Problem:
Copy every line from the one that holds "Serialize everything readable" to the end of the records below, exactly and with nothing else, but without any pictures.

Data rows:
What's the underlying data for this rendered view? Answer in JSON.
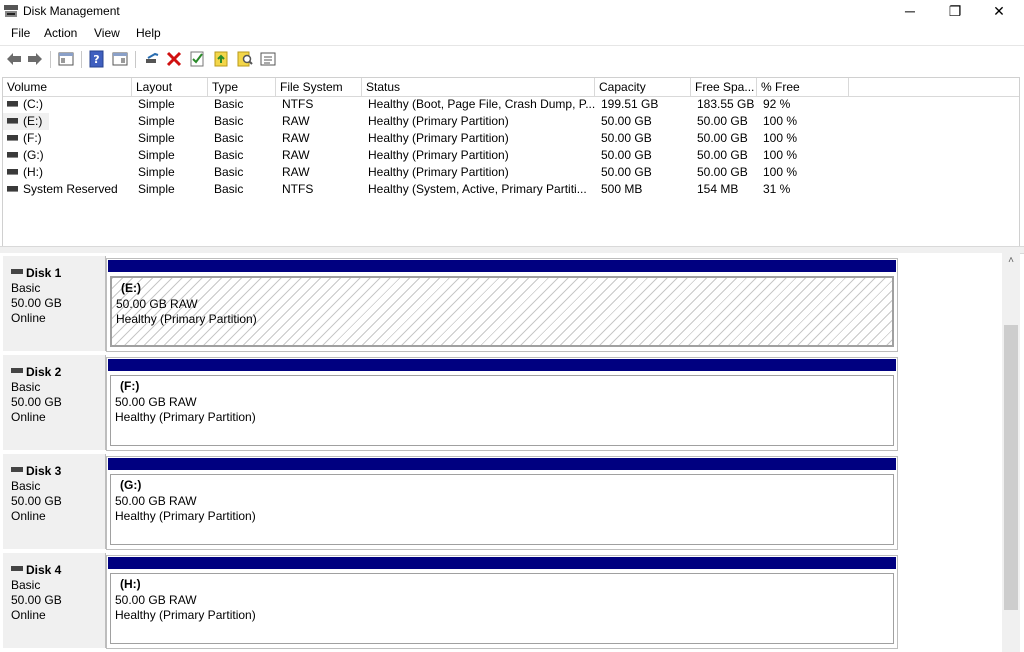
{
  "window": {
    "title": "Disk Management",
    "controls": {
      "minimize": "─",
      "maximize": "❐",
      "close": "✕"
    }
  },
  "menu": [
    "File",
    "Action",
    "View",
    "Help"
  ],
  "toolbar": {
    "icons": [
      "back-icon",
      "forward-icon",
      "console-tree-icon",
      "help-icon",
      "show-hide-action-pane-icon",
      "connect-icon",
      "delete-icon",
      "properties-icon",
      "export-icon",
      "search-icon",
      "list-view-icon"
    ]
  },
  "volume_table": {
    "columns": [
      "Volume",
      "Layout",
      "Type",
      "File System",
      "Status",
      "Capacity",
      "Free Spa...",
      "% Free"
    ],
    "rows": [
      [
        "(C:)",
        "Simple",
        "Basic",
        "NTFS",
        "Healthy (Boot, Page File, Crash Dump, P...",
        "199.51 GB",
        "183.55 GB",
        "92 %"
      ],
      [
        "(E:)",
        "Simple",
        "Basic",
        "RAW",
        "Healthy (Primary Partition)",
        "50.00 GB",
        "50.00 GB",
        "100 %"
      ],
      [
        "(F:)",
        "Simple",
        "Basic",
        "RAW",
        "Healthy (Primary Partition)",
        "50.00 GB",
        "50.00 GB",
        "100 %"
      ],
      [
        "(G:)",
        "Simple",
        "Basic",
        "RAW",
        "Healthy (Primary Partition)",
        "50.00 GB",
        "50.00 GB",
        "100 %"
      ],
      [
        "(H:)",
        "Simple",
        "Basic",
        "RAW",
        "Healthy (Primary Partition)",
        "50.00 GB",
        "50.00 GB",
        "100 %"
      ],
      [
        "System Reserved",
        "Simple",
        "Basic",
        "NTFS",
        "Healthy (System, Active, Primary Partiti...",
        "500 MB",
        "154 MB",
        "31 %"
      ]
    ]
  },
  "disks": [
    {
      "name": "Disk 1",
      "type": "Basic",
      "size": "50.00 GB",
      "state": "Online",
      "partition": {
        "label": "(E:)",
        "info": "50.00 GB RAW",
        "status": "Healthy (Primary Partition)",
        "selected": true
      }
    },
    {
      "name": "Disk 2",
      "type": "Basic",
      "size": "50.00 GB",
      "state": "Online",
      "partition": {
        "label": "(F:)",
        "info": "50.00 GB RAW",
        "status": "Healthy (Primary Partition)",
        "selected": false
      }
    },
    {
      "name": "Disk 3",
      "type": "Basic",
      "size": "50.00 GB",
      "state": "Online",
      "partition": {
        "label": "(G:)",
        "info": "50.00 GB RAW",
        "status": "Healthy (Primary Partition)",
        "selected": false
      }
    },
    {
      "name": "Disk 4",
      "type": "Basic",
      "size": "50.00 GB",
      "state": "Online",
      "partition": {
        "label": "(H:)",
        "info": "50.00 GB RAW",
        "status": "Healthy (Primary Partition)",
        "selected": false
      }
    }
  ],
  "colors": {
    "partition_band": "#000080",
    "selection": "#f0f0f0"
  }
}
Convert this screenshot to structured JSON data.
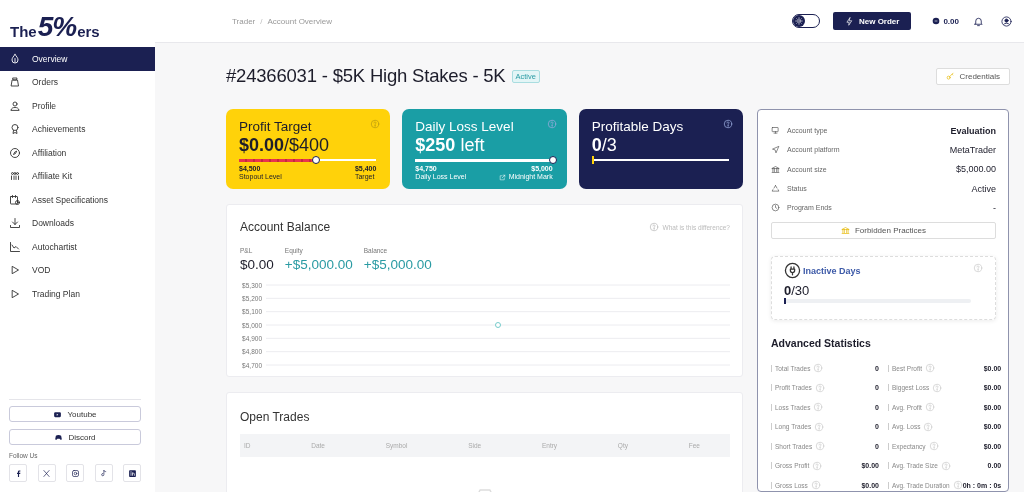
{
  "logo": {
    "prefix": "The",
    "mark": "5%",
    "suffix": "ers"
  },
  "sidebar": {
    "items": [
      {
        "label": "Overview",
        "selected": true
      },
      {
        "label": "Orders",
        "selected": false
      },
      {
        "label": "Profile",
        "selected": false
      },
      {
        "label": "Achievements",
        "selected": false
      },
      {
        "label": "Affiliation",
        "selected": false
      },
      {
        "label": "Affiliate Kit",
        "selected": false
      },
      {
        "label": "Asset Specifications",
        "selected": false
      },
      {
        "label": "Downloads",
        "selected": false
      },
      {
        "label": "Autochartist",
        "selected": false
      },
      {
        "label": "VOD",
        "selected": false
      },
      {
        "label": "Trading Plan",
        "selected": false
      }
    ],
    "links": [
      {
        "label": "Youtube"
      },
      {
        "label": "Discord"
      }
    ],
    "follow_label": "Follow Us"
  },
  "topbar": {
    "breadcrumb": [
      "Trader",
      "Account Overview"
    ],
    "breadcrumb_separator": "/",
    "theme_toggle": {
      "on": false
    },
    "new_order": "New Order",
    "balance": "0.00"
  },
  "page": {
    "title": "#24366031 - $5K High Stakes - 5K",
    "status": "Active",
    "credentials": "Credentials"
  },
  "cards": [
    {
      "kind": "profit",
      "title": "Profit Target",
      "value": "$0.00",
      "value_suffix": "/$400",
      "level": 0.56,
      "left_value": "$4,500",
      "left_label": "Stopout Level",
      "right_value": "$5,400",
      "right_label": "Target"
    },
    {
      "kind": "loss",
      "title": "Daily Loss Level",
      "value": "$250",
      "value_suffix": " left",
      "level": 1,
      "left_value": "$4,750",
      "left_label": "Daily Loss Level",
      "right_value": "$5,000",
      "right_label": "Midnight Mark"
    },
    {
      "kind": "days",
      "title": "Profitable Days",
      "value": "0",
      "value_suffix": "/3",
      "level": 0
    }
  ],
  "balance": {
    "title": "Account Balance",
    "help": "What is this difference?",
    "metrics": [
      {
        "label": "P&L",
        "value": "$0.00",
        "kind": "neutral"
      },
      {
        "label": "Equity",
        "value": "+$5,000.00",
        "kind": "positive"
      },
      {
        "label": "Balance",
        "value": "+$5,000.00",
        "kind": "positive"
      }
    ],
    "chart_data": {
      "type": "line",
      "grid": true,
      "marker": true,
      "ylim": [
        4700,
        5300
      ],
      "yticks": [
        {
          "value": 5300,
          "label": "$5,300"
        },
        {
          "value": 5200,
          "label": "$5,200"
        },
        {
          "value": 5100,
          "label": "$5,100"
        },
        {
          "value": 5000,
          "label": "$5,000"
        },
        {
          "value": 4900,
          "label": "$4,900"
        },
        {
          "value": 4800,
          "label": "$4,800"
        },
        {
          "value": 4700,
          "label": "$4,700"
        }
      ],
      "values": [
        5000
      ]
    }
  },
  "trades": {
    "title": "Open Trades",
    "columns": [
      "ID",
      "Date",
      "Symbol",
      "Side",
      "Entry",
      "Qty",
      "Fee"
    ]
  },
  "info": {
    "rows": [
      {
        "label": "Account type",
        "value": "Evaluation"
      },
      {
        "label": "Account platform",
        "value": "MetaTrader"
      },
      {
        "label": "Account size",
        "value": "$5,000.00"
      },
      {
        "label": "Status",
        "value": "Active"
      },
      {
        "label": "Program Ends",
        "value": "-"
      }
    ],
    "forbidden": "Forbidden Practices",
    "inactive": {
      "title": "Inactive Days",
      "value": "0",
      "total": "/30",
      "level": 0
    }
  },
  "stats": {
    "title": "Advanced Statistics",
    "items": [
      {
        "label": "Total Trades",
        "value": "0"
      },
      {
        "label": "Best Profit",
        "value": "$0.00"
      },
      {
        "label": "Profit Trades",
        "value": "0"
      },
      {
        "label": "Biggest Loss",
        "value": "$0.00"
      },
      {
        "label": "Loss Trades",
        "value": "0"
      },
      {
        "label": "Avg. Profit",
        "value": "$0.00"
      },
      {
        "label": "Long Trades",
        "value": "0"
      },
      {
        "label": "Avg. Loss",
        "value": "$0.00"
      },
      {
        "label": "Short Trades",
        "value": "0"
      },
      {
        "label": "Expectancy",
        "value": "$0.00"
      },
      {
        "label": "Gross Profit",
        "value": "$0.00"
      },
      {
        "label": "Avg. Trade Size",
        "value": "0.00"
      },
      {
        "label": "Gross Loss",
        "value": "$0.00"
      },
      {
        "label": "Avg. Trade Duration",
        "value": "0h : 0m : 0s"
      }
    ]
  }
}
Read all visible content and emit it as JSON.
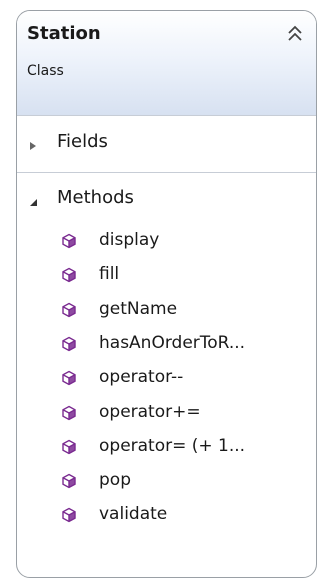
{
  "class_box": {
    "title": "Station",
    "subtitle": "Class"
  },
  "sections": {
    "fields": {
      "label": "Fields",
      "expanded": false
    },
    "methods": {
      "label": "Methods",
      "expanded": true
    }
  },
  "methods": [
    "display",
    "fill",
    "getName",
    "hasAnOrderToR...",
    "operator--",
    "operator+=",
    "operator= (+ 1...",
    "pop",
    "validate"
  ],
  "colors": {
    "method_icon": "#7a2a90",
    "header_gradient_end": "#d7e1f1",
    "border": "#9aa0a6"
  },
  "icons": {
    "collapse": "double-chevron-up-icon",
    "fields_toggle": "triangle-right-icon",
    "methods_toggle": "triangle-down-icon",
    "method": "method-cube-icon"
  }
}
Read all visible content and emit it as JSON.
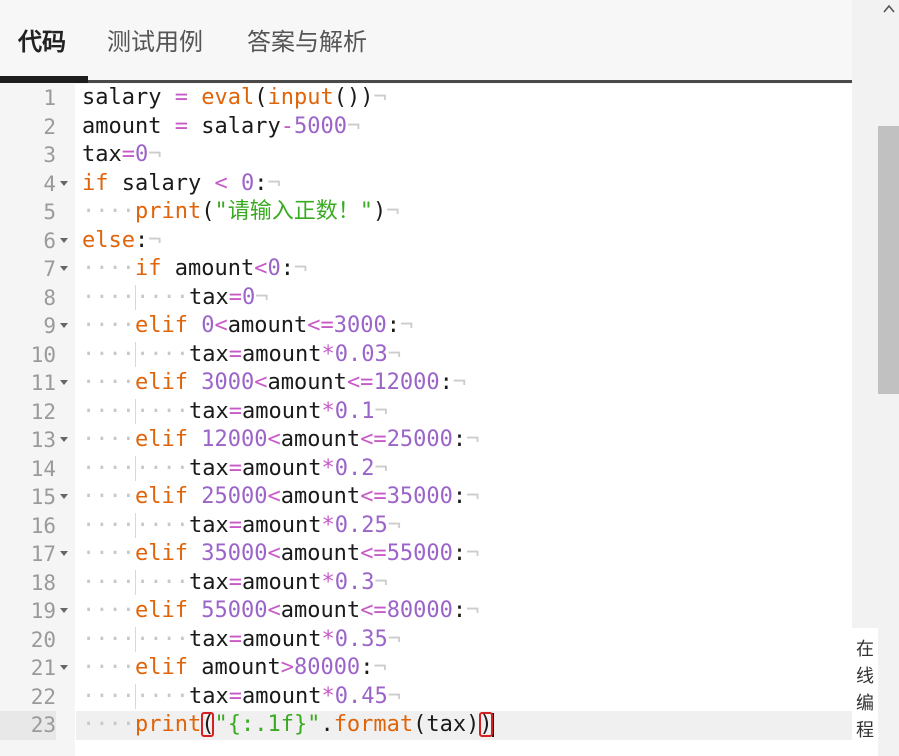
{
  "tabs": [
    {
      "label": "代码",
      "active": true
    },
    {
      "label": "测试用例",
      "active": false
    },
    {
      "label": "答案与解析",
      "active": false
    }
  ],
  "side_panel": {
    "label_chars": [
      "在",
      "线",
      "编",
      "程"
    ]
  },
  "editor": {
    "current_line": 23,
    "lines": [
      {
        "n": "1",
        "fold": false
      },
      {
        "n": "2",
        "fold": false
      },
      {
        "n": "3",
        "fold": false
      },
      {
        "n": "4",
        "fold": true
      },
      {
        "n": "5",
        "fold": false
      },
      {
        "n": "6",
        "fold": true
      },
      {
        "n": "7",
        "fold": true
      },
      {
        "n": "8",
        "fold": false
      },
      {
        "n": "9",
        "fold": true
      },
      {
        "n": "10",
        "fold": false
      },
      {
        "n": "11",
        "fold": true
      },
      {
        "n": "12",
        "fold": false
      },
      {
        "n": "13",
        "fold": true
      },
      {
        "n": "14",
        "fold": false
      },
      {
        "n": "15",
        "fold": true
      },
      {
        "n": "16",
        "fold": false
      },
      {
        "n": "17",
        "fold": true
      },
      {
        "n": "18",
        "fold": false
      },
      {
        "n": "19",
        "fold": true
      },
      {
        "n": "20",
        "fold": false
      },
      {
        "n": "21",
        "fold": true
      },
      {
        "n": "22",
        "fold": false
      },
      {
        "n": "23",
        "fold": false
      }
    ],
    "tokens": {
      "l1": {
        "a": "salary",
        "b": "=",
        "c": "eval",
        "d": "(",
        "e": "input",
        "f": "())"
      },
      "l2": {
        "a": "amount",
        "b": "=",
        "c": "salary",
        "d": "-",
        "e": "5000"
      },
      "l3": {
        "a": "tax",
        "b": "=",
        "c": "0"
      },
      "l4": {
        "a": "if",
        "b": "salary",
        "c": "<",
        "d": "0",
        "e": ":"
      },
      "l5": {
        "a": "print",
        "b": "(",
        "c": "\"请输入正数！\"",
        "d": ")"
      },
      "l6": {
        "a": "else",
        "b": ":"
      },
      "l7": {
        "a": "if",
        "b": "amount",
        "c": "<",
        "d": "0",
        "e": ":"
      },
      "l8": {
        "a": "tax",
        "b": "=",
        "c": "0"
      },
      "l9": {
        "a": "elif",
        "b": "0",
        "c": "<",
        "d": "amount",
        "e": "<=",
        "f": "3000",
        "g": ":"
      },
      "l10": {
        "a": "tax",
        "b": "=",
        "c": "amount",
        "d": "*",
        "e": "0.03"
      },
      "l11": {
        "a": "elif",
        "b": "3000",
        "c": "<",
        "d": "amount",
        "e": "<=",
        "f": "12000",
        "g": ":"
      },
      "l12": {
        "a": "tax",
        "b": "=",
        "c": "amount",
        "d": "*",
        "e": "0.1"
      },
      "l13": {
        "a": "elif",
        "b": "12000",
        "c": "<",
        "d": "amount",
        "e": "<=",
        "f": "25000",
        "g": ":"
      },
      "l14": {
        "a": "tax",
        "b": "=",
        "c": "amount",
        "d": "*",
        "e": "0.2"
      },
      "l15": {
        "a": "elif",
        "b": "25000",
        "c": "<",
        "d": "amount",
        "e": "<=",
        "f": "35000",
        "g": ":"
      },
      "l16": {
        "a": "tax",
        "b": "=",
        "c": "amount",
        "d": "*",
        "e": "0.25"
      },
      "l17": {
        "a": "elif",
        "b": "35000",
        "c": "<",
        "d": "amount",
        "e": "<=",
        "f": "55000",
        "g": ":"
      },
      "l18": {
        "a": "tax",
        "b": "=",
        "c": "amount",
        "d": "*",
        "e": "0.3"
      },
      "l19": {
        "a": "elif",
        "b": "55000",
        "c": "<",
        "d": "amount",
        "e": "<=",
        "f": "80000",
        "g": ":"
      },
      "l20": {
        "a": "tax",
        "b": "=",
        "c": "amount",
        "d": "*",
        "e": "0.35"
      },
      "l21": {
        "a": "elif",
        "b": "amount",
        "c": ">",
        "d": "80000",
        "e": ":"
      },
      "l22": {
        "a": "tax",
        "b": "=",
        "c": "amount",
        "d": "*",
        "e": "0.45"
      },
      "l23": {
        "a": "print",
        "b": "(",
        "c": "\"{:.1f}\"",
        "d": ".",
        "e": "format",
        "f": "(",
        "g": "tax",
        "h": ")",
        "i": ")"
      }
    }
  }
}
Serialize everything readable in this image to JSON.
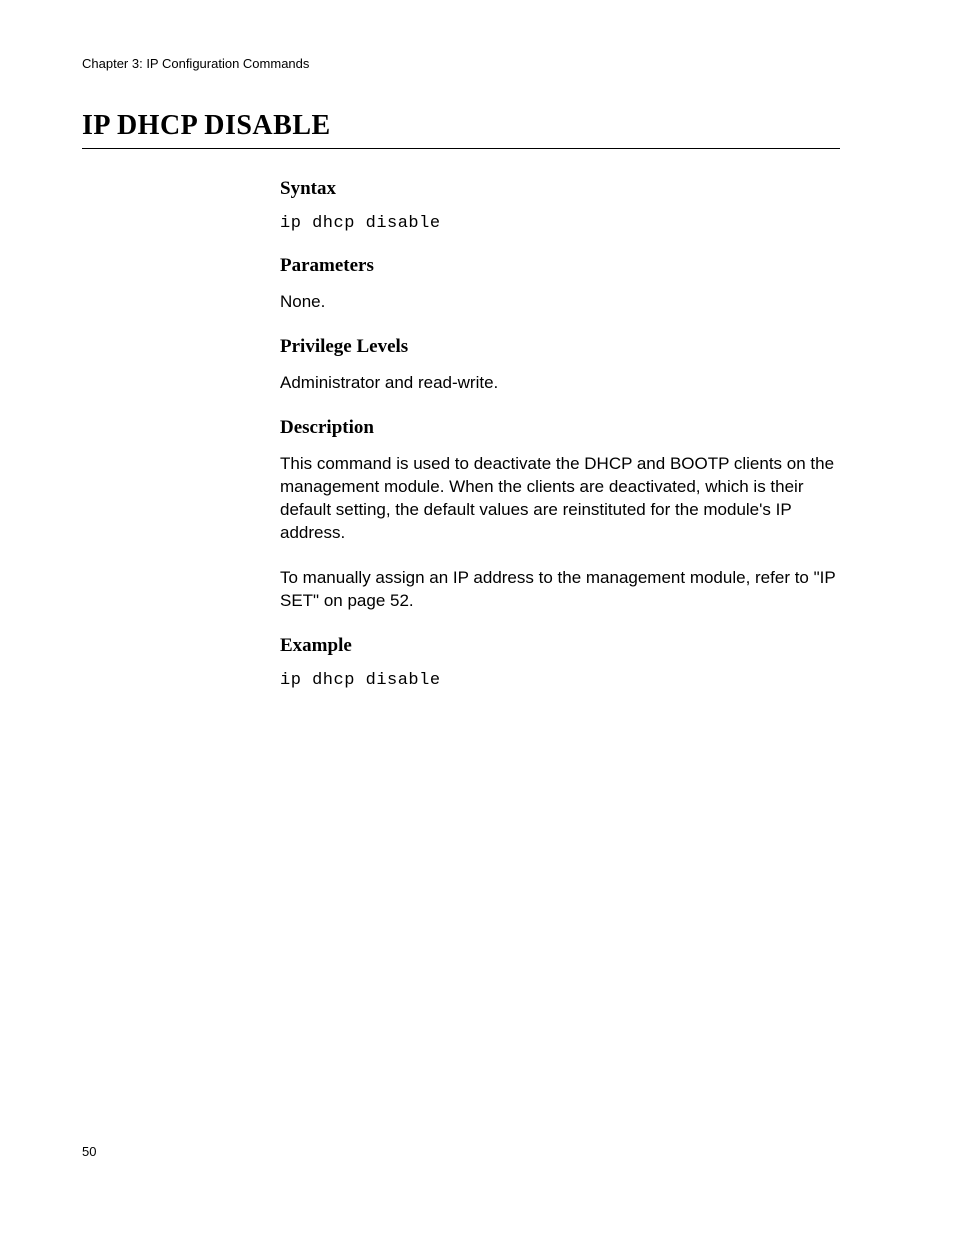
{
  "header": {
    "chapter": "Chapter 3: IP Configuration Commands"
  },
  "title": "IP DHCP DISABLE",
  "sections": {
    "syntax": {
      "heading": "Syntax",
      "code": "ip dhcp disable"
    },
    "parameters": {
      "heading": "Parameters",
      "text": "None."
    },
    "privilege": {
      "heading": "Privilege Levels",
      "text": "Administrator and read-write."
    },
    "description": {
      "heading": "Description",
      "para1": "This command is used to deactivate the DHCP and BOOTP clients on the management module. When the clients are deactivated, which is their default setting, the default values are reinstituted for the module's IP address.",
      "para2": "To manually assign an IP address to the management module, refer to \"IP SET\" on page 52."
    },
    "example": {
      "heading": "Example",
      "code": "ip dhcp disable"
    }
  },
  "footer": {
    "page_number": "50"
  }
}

Written reply:
Serialize everything readable in this image to JSON.
{
  "header": {
    "chapter": "Chapter 3: IP Configuration Commands"
  },
  "title": "IP DHCP DISABLE",
  "sections": {
    "syntax": {
      "heading": "Syntax",
      "code": "ip dhcp disable"
    },
    "parameters": {
      "heading": "Parameters",
      "text": "None."
    },
    "privilege": {
      "heading": "Privilege Levels",
      "text": "Administrator and read-write."
    },
    "description": {
      "heading": "Description",
      "para1": "This command is used to deactivate the DHCP and BOOTP clients on the management module. When the clients are deactivated, which is their default setting, the default values are reinstituted for the module's IP address.",
      "para2": "To manually assign an IP address to the management module, refer to \"IP SET\" on page 52."
    },
    "example": {
      "heading": "Example",
      "code": "ip dhcp disable"
    }
  },
  "footer": {
    "page_number": "50"
  }
}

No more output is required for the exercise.